** Goal **
Give the data below again exactly as written, without its pictures.

** Records provided **
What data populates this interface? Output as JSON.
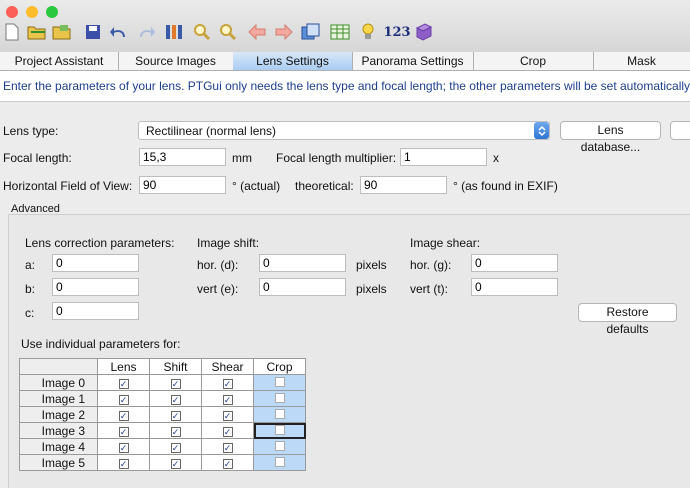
{
  "toolbar": {
    "icons": [
      "new-document-icon",
      "open-folder-icon",
      "open-images-icon",
      "save-icon",
      "undo-icon",
      "redo-icon",
      "tools-icon",
      "zoom-in-icon",
      "zoom-out-icon",
      "back-arrow-icon",
      "forward-arrow-icon",
      "panorama-editor-icon",
      "table-icon",
      "lightbulb-icon",
      "numbers-icon",
      "book-icon"
    ],
    "numbers_label": "123"
  },
  "tabs": [
    "Project Assistant",
    "Source Images",
    "Lens Settings",
    "Panorama Settings",
    "Crop",
    "Mask"
  ],
  "active_tab": "Lens Settings",
  "info_text": "Enter the parameters of your lens. PTGui only needs the lens type and focal length; the other parameters will be set automatically. If",
  "lens": {
    "type_label": "Lens type:",
    "type_value": "Rectilinear (normal lens)",
    "database_button": "Lens database...",
    "focal_label": "Focal length:",
    "focal_value": "15,3",
    "focal_unit": "mm",
    "multiplier_label": "Focal length multiplier:",
    "multiplier_value": "1",
    "multiplier_unit": "x",
    "hfov_label": "Horizontal Field of View:",
    "hfov_value": "90",
    "hfov_suffix": "° (actual)",
    "theoretical_label": "theoretical:",
    "theoretical_value": "90",
    "theoretical_suffix": "° (as found in EXIF)"
  },
  "advanced": {
    "title": "Advanced",
    "correction_title": "Lens correction parameters:",
    "a_label": "a:",
    "a_value": "0",
    "b_label": "b:",
    "b_value": "0",
    "c_label": "c:",
    "c_value": "0",
    "shift_title": "Image shift:",
    "hor_d_label": "hor. (d):",
    "hor_d_value": "0",
    "vert_e_label": "vert (e):",
    "vert_e_value": "0",
    "pixels_label": "pixels",
    "shear_title": "Image shear:",
    "hor_g_label": "hor. (g):",
    "hor_g_value": "0",
    "vert_t_label": "vert (t):",
    "vert_t_value": "0",
    "restore_button": "Restore defaults",
    "individual_title": "Use individual parameters for:"
  },
  "grid": {
    "columns": [
      "Lens",
      "Shift",
      "Shear",
      "Crop"
    ],
    "rows": [
      {
        "label": "Image 0",
        "lens": true,
        "shift": true,
        "shear": true,
        "crop": false
      },
      {
        "label": "Image 1",
        "lens": true,
        "shift": true,
        "shear": true,
        "crop": false
      },
      {
        "label": "Image 2",
        "lens": true,
        "shift": true,
        "shear": true,
        "crop": false
      },
      {
        "label": "Image 3",
        "lens": true,
        "shift": true,
        "shear": true,
        "crop": false
      },
      {
        "label": "Image 4",
        "lens": true,
        "shift": true,
        "shear": true,
        "crop": false
      },
      {
        "label": "Image 5",
        "lens": true,
        "shift": true,
        "shear": true,
        "crop": false
      }
    ]
  },
  "colors": {
    "accent": "#a9cdf2",
    "info_text": "#1c3f8f",
    "crop_column": "#bcd9f7"
  }
}
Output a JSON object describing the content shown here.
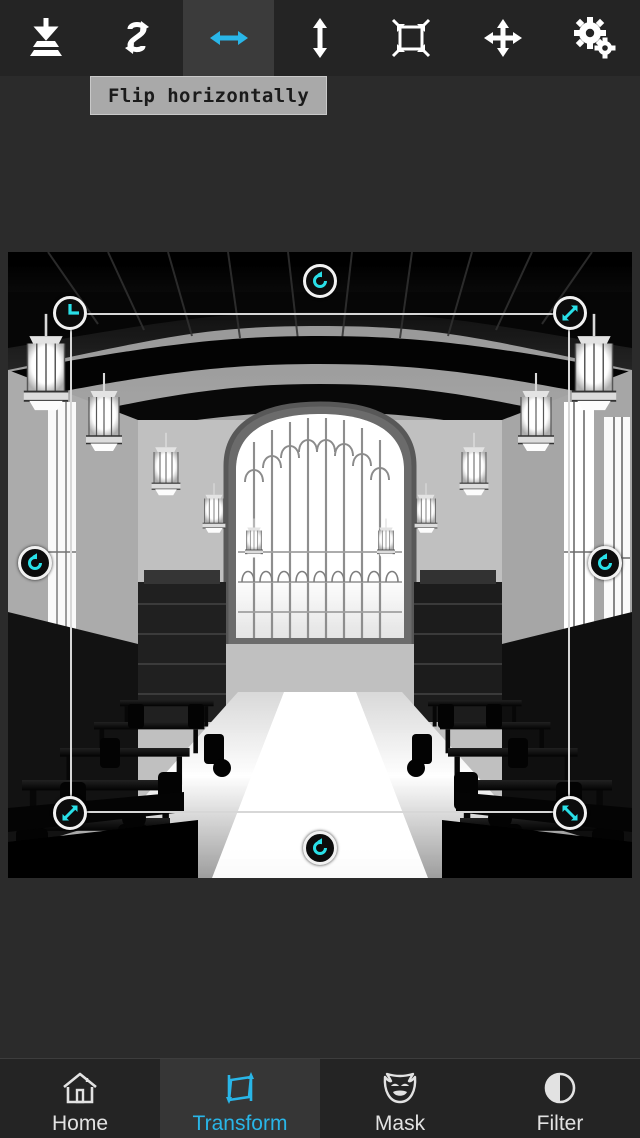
{
  "app": {
    "background_color": "#2b2b2b",
    "accent_color": "#29b6e8",
    "toolbar_color": "#242424"
  },
  "toolbar": {
    "items": [
      {
        "id": "flatten",
        "icon": "flatten-layers-icon",
        "label": "Flatten",
        "active": false,
        "color": "#ffffff"
      },
      {
        "id": "rotate",
        "icon": "rotate-swap-icon",
        "label": "Rotate",
        "active": false,
        "color": "#ffffff"
      },
      {
        "id": "flip-horizontal",
        "icon": "flip-horizontal-icon",
        "label": "Flip horizontally",
        "active": true,
        "color": "#29b6e8"
      },
      {
        "id": "flip-vertical",
        "icon": "flip-vertical-icon",
        "label": "Flip vertically",
        "active": false,
        "color": "#ffffff"
      },
      {
        "id": "crop",
        "icon": "crop-frame-icon",
        "label": "Crop",
        "active": false,
        "color": "#ffffff"
      },
      {
        "id": "move",
        "icon": "move-four-arrows-icon",
        "label": "Move",
        "active": false,
        "color": "#ffffff"
      },
      {
        "id": "settings",
        "icon": "gears-icon",
        "label": "Settings",
        "active": false,
        "color": "#ffffff"
      }
    ]
  },
  "tooltip": {
    "text": "Flip horizontally",
    "background_color": "#a9a9a9",
    "text_color": "#1b1b1b"
  },
  "canvas": {
    "image_description": "Black and white photograph of a gothic library reading room with a tall arched stained-glass window, hanging lanterns, timber beamed ceiling and rows of study tables",
    "selection": {
      "border_color": "#d7d7d7",
      "handles": [
        {
          "id": "top-left",
          "icon": "corner-angle-handle-icon",
          "position": "top-left"
        },
        {
          "id": "top-center",
          "icon": "rotate-handle-icon",
          "position": "top-center"
        },
        {
          "id": "top-right",
          "icon": "resize-diagonal-handle-icon",
          "position": "top-right"
        },
        {
          "id": "middle-left",
          "icon": "rotate-handle-icon",
          "position": "middle-left"
        },
        {
          "id": "middle-right",
          "icon": "rotate-handle-icon",
          "position": "middle-right"
        },
        {
          "id": "bottom-left",
          "icon": "resize-diagonal-handle-icon",
          "position": "bottom-left"
        },
        {
          "id": "bottom-center",
          "icon": "rotate-handle-icon",
          "position": "bottom-center"
        },
        {
          "id": "bottom-right",
          "icon": "resize-diagonal-handle-icon",
          "position": "bottom-right"
        }
      ]
    }
  },
  "bottom_nav": {
    "items": [
      {
        "id": "home",
        "label": "Home",
        "icon": "house-icon",
        "active": false
      },
      {
        "id": "transform",
        "label": "Transform",
        "icon": "transform-icon",
        "active": true
      },
      {
        "id": "mask",
        "label": "Mask",
        "icon": "theater-mask-icon",
        "active": false
      },
      {
        "id": "filter",
        "label": "Filter",
        "icon": "half-circle-icon",
        "active": false
      }
    ]
  }
}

** Exercise result **
What data populates this interface? Output as JSON.
{
  "toolbar": {
    "icons": [
      "new-document-icon",
      "open-folder-icon",
      "open-images-icon",
      "save-icon",
      "undo-icon",
      "redo-icon",
      "tools-icon",
      "zoom-in-icon",
      "zoom-out-icon",
      "back-arrow-icon",
      "forward-arrow-icon",
      "panorama-editor-icon",
      "table-icon",
      "lightbulb-icon",
      "numbers-icon",
      "book-icon"
    ],
    "numbers_label": "123"
  },
  "tabs": [
    "Project Assistant",
    "Source Images",
    "Lens Settings",
    "Panorama Settings",
    "Crop",
    "Mask"
  ],
  "active_tab": "Lens Settings",
  "info_text": "Enter the parameters of your lens. PTGui only needs the lens type and focal length; the other parameters will be set automatically. If",
  "lens": {
    "type_label": "Lens type:",
    "type_value": "Rectilinear (normal lens)",
    "database_button": "Lens database...",
    "focal_label": "Focal length:",
    "focal_value": "15,3",
    "focal_unit": "mm",
    "multiplier_label": "Focal length multiplier:",
    "multiplier_value": "1",
    "multiplier_unit": "x",
    "hfov_label": "Horizontal Field of View:",
    "hfov_value": "90",
    "hfov_suffix": "° (actual)",
    "theoretical_label": "theoretical:",
    "theoretical_value": "90",
    "theoretical_suffix": "° (as found in EXIF)"
  },
  "advanced": {
    "title": "Advanced",
    "correction_title": "Lens correction parameters:",
    "a_label": "a:",
    "a_value": "0",
    "b_label": "b:",
    "b_value": "0",
    "c_label": "c:",
    "c_value": "0",
    "shift_title": "Image shift:",
    "hor_d_label": "hor. (d):",
    "hor_d_value": "0",
    "vert_e_label": "vert (e):",
    "vert_e_value": "0",
    "pixels_label": "pixels",
    "shear_title": "Image shear:",
    "hor_g_label": "hor. (g):",
    "hor_g_value": "0",
    "vert_t_label": "vert (t):",
    "vert_t_value": "0",
    "restore_button": "Restore defaults",
    "individual_title": "Use individual parameters for:"
  },
  "grid": {
    "columns": [
      "Lens",
      "Shift",
      "Shear",
      "Crop"
    ],
    "rows": [
      {
        "label": "Image 0",
        "lens": true,
        "shift": true,
        "shear": true,
        "crop": false
      },
      {
        "label": "Image 1",
        "lens": true,
        "shift": true,
        "shear": true,
        "crop": false
      },
      {
        "label": "Image 2",
        "lens": true,
        "shift": true,
        "shear": true,
        "crop": false
      },
      {
        "label": "Image 3",
        "lens": true,
        "shift": true,
        "shear": true,
        "crop": false
      },
      {
        "label": "Image 4",
        "lens": true,
        "shift": true,
        "shear": true,
        "crop": false
      },
      {
        "label": "Image 5",
        "lens": true,
        "shift": true,
        "shear": true,
        "crop": false
      }
    ]
  },
  "colors": {
    "accent": "#a9cdf2",
    "info_text": "#1c3f8f",
    "crop_column": "#bcd9f7"
  }
}
Output a JSON object describing the content shown here.
{
  "app": {
    "background_color": "#2b2b2b",
    "accent_color": "#29b6e8",
    "toolbar_color": "#242424"
  },
  "toolbar": {
    "items": [
      {
        "id": "flatten",
        "icon": "flatten-layers-icon",
        "label": "Flatten",
        "active": false,
        "color": "#ffffff"
      },
      {
        "id": "rotate",
        "icon": "rotate-swap-icon",
        "label": "Rotate",
        "active": false,
        "color": "#ffffff"
      },
      {
        "id": "flip-horizontal",
        "icon": "flip-horizontal-icon",
        "label": "Flip horizontally",
        "active": true,
        "color": "#29b6e8"
      },
      {
        "id": "flip-vertical",
        "icon": "flip-vertical-icon",
        "label": "Flip vertically",
        "active": false,
        "color": "#ffffff"
      },
      {
        "id": "crop",
        "icon": "crop-frame-icon",
        "label": "Crop",
        "active": false,
        "color": "#ffffff"
      },
      {
        "id": "move",
        "icon": "move-four-arrows-icon",
        "label": "Move",
        "active": false,
        "color": "#ffffff"
      },
      {
        "id": "settings",
        "icon": "gears-icon",
        "label": "Settings",
        "active": false,
        "color": "#ffffff"
      }
    ]
  },
  "tooltip": {
    "text": "Flip horizontally",
    "background_color": "#a9a9a9",
    "text_color": "#1b1b1b"
  },
  "canvas": {
    "image_description": "Black and white photograph of a gothic library reading room with a tall arched stained-glass window, hanging lanterns, timber beamed ceiling and rows of study tables",
    "selection": {
      "border_color": "#d7d7d7",
      "handles": [
        {
          "id": "top-left",
          "icon": "corner-angle-handle-icon",
          "position": "top-left"
        },
        {
          "id": "top-center",
          "icon": "rotate-handle-icon",
          "position": "top-center"
        },
        {
          "id": "top-right",
          "icon": "resize-diagonal-handle-icon",
          "position": "top-right"
        },
        {
          "id": "middle-left",
          "icon": "rotate-handle-icon",
          "position": "middle-left"
        },
        {
          "id": "middle-right",
          "icon": "rotate-handle-icon",
          "position": "middle-right"
        },
        {
          "id": "bottom-left",
          "icon": "resize-diagonal-handle-icon",
          "position": "bottom-left"
        },
        {
          "id": "bottom-center",
          "icon": "rotate-handle-icon",
          "position": "bottom-center"
        },
        {
          "id": "bottom-right",
          "icon": "resize-diagonal-handle-icon",
          "position": "bottom-right"
        }
      ]
    }
  },
  "bottom_nav": {
    "items": [
      {
        "id": "home",
        "label": "Home",
        "icon": "house-icon",
        "active": false
      },
      {
        "id": "transform",
        "label": "Transform",
        "icon": "transform-icon",
        "active": true
      },
      {
        "id": "mask",
        "label": "Mask",
        "icon": "theater-mask-icon",
        "active": false
      },
      {
        "id": "filter",
        "label": "Filter",
        "icon": "half-circle-icon",
        "active": false
      }
    ]
  }
}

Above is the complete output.